WORK TO COMPLETE – Quote every line below exactly as it reads.
**** DATA TO PROCESS ****
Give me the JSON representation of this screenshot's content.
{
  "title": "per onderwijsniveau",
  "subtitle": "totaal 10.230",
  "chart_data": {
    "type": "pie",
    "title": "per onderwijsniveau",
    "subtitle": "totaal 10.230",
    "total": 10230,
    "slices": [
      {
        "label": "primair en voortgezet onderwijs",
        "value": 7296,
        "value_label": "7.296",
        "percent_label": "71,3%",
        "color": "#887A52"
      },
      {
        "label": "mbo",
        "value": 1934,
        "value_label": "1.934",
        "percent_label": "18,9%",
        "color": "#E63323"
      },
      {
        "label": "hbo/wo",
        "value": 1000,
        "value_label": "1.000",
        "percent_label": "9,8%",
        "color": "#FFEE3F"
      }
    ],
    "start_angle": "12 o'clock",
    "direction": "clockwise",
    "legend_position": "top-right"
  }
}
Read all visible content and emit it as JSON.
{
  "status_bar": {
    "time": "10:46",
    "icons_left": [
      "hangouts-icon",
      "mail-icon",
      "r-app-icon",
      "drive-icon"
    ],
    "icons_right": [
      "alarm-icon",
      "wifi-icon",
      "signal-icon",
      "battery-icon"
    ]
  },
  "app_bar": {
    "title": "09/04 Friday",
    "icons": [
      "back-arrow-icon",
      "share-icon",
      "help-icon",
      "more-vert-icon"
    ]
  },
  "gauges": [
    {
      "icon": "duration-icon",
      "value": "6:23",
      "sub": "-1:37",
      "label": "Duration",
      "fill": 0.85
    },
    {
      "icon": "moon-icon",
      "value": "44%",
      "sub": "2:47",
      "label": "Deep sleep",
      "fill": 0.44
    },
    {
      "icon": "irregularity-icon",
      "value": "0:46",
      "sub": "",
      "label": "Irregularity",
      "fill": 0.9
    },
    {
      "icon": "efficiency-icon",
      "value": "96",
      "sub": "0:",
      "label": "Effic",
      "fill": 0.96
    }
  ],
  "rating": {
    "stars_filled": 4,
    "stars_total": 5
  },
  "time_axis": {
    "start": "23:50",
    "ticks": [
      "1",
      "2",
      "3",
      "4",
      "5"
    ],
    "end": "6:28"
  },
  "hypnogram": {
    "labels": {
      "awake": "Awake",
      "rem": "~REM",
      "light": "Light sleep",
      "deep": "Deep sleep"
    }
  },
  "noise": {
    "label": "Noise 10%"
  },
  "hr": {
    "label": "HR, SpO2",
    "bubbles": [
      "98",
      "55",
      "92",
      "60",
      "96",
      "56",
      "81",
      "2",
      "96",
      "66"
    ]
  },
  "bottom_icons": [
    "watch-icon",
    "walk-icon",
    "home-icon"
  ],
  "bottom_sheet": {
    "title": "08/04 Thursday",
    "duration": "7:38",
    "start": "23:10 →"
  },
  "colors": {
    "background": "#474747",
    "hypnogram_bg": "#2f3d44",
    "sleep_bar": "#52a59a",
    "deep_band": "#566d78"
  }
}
****
SOLVED PROBLEM –
Give me the JSON representation of this screenshot's content.
{
  "title": "per onderwijsniveau",
  "subtitle": "totaal 10.230",
  "chart_data": {
    "type": "pie",
    "title": "per onderwijsniveau",
    "subtitle": "totaal 10.230",
    "total": 10230,
    "slices": [
      {
        "label": "primair en voortgezet onderwijs",
        "value": 7296,
        "value_label": "7.296",
        "percent_label": "71,3%",
        "color": "#887A52"
      },
      {
        "label": "mbo",
        "value": 1934,
        "value_label": "1.934",
        "percent_label": "18,9%",
        "color": "#E63323"
      },
      {
        "label": "hbo/wo",
        "value": 1000,
        "value_label": "1.000",
        "percent_label": "9,8%",
        "color": "#FFEE3F"
      }
    ],
    "start_angle": "12 o'clock",
    "direction": "clockwise",
    "legend_position": "top-right"
  }
}
Read all visible content and emit it as JSON.
{
  "status_bar": {
    "time": "10:46",
    "icons_left": [
      "hangouts-icon",
      "mail-icon",
      "r-app-icon",
      "drive-icon"
    ],
    "icons_right": [
      "alarm-icon",
      "wifi-icon",
      "signal-icon",
      "battery-icon"
    ]
  },
  "app_bar": {
    "title": "09/04 Friday",
    "icons": [
      "back-arrow-icon",
      "share-icon",
      "help-icon",
      "more-vert-icon"
    ]
  },
  "gauges": [
    {
      "icon": "duration-icon",
      "value": "6:23",
      "sub": "-1:37",
      "label": "Duration",
      "fill": 0.85
    },
    {
      "icon": "moon-icon",
      "value": "44%",
      "sub": "2:47",
      "label": "Deep sleep",
      "fill": 0.44
    },
    {
      "icon": "irregularity-icon",
      "value": "0:46",
      "sub": "",
      "label": "Irregularity",
      "fill": 0.9
    },
    {
      "icon": "efficiency-icon",
      "value": "96",
      "sub": "0:",
      "label": "Effic",
      "fill": 0.96
    }
  ],
  "rating": {
    "stars_filled": 4,
    "stars_total": 5
  },
  "time_axis": {
    "start": "23:50",
    "ticks": [
      "1",
      "2",
      "3",
      "4",
      "5"
    ],
    "end": "6:28"
  },
  "hypnogram": {
    "labels": {
      "awake": "Awake",
      "rem": "~REM",
      "light": "Light sleep",
      "deep": "Deep sleep"
    }
  },
  "noise": {
    "label": "Noise 10%"
  },
  "hr": {
    "label": "HR, SpO2",
    "bubbles": [
      "98",
      "55",
      "92",
      "60",
      "96",
      "56",
      "81",
      "2",
      "96",
      "66"
    ]
  },
  "bottom_icons": [
    "watch-icon",
    "walk-icon",
    "home-icon"
  ],
  "bottom_sheet": {
    "title": "08/04 Thursday",
    "duration": "7:38",
    "start": "23:10 →"
  },
  "colors": {
    "background": "#474747",
    "hypnogram_bg": "#2f3d44",
    "sleep_bar": "#52a59a",
    "deep_band": "#566d78"
  }
}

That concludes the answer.